**Recorded information:**
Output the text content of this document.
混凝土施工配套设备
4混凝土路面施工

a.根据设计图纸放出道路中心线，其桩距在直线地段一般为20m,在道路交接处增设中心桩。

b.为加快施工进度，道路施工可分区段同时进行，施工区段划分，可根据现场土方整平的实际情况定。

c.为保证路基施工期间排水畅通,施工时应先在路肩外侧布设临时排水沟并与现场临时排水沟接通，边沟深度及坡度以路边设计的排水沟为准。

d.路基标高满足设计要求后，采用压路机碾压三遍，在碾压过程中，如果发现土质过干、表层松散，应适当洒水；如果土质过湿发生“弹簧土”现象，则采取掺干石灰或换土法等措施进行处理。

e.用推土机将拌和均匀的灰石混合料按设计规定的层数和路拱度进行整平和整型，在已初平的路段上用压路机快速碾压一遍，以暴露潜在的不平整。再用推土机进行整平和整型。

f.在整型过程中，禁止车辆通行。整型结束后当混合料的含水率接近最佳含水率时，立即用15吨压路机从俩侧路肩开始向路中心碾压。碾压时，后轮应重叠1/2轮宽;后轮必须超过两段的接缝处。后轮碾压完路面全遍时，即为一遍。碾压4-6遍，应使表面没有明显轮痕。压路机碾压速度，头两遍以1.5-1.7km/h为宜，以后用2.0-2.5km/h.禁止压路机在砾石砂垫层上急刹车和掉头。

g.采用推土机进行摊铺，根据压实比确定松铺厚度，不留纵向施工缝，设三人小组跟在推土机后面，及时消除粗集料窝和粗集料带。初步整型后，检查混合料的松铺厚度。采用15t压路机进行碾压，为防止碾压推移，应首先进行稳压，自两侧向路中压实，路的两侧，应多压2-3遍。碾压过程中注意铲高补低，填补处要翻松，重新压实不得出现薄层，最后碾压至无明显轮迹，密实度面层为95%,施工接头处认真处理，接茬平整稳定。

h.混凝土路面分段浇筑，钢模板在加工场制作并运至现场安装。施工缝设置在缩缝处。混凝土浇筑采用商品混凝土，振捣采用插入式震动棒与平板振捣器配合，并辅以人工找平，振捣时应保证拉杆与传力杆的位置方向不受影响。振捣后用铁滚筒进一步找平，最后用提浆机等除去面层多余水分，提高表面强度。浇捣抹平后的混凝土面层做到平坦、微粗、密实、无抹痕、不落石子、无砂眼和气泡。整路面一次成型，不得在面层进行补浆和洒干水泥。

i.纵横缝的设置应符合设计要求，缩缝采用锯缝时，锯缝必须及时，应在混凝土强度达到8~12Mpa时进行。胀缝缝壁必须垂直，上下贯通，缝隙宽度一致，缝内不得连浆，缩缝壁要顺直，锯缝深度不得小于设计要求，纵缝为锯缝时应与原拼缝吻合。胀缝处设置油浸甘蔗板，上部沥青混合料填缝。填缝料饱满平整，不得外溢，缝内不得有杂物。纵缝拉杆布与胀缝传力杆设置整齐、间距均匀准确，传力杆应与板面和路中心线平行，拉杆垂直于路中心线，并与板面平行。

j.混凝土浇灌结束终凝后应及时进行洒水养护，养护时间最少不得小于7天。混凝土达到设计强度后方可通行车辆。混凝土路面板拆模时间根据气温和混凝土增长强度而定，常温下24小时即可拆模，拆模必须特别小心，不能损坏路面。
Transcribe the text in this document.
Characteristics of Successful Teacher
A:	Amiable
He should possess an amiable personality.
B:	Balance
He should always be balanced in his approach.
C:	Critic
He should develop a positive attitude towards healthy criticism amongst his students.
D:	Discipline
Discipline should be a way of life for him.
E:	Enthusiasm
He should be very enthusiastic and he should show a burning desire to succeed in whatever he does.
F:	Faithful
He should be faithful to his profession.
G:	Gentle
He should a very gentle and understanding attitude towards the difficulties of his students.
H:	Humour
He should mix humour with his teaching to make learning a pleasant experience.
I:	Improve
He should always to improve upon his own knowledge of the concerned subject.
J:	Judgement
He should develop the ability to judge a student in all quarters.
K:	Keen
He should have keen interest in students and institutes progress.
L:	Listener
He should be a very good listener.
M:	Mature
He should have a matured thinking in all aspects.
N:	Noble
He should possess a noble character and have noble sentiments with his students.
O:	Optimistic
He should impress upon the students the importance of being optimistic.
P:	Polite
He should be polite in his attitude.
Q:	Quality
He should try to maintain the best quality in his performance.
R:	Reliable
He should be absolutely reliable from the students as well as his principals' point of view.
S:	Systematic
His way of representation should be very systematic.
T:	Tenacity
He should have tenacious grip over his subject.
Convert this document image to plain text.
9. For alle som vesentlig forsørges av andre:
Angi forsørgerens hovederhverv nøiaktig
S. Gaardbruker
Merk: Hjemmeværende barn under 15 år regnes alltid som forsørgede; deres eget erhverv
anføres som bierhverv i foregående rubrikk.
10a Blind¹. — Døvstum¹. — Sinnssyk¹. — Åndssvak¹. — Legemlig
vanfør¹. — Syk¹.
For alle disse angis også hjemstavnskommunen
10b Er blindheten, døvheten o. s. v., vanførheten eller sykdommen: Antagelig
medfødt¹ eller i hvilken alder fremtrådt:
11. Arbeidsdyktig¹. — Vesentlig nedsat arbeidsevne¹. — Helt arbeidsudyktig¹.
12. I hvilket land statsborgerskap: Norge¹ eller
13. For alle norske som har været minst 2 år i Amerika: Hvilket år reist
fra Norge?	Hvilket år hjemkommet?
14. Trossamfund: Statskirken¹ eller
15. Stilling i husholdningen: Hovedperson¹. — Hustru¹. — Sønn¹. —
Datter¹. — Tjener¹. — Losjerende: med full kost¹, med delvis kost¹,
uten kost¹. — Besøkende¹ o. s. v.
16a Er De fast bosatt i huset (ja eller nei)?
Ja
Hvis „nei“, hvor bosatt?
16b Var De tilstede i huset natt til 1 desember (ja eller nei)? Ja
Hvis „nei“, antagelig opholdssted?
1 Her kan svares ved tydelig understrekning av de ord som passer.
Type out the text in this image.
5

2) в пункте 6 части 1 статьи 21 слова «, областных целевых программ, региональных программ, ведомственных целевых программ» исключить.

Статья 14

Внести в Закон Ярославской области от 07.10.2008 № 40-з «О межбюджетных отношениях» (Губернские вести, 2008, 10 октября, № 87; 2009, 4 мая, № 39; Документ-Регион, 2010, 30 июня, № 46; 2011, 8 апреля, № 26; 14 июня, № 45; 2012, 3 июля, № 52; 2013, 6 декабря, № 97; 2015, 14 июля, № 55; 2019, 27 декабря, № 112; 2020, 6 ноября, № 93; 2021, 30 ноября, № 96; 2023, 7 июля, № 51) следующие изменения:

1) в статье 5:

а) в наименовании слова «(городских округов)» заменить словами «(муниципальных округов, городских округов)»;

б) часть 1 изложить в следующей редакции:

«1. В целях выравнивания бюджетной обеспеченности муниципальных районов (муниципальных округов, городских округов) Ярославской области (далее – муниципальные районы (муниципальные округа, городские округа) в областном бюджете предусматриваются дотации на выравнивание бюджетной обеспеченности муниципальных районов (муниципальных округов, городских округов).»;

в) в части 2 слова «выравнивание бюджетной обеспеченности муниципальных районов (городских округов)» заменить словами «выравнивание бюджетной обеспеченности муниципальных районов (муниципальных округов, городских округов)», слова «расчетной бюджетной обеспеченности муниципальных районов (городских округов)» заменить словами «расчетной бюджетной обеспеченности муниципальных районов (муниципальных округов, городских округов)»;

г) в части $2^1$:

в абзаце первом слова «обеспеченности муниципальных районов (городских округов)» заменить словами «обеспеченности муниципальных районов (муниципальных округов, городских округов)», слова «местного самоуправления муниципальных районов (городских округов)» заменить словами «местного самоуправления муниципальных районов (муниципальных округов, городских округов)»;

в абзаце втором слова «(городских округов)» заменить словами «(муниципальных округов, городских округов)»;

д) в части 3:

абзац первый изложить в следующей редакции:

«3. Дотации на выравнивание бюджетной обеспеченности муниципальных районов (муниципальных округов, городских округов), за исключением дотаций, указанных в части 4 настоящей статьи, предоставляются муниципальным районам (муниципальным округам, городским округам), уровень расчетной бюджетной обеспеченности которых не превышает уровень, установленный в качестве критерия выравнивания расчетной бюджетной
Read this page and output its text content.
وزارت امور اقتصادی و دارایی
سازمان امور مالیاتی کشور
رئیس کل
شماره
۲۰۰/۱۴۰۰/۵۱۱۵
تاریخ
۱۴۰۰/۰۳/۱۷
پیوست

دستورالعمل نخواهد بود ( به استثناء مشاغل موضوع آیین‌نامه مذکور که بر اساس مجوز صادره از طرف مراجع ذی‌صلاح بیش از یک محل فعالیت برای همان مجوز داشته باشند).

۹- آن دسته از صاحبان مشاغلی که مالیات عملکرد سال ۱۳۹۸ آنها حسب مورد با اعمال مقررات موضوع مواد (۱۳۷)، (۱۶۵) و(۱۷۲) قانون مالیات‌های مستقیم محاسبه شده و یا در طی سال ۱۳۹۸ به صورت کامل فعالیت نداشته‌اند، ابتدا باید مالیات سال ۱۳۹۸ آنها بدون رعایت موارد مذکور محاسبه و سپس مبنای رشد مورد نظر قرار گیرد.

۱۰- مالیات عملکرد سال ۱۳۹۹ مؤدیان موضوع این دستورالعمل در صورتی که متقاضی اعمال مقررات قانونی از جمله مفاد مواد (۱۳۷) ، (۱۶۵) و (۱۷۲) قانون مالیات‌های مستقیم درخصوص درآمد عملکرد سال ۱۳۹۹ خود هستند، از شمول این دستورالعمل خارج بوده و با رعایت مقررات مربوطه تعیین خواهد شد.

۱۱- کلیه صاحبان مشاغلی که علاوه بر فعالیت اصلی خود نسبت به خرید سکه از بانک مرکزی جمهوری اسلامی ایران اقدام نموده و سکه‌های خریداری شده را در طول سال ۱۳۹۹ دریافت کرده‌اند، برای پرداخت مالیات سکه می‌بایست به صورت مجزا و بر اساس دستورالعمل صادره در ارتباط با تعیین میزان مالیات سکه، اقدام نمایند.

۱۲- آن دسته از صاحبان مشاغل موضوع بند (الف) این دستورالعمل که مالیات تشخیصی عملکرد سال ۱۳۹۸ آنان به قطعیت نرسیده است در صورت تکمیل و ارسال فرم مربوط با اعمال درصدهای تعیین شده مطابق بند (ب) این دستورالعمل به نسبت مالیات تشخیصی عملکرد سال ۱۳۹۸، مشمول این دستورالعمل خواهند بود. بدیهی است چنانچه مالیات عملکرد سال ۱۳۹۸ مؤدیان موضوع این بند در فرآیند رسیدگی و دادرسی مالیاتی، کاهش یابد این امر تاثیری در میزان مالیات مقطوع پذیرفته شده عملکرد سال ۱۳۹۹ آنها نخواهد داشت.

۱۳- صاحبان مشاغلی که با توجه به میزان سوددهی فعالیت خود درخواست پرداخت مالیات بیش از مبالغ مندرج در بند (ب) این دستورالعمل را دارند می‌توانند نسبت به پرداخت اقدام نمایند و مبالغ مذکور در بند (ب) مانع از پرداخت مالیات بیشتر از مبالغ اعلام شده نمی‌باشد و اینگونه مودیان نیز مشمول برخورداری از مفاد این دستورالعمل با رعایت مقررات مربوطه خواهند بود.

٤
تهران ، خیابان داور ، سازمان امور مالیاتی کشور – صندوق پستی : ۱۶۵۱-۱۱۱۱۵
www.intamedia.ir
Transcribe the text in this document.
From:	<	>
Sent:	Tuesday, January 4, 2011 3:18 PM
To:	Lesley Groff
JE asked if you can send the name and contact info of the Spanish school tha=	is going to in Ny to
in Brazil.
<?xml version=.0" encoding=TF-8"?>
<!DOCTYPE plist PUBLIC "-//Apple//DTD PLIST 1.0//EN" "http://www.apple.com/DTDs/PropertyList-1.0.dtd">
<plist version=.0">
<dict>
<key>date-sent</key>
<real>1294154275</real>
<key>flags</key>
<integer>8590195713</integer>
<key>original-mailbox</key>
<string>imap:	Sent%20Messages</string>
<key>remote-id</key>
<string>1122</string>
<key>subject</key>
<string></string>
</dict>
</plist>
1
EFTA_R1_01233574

**Task requirements:** Lines holding the word "text" in the entries above are the ones to pull out. Copy them all.

**Output for this exercise:**
Output the text content of this document.
Transcribe the text in this document.
Convert this document image to plain text.
Type out the text in this image.
Read this page and output its text content.
Transcribe the text in this document.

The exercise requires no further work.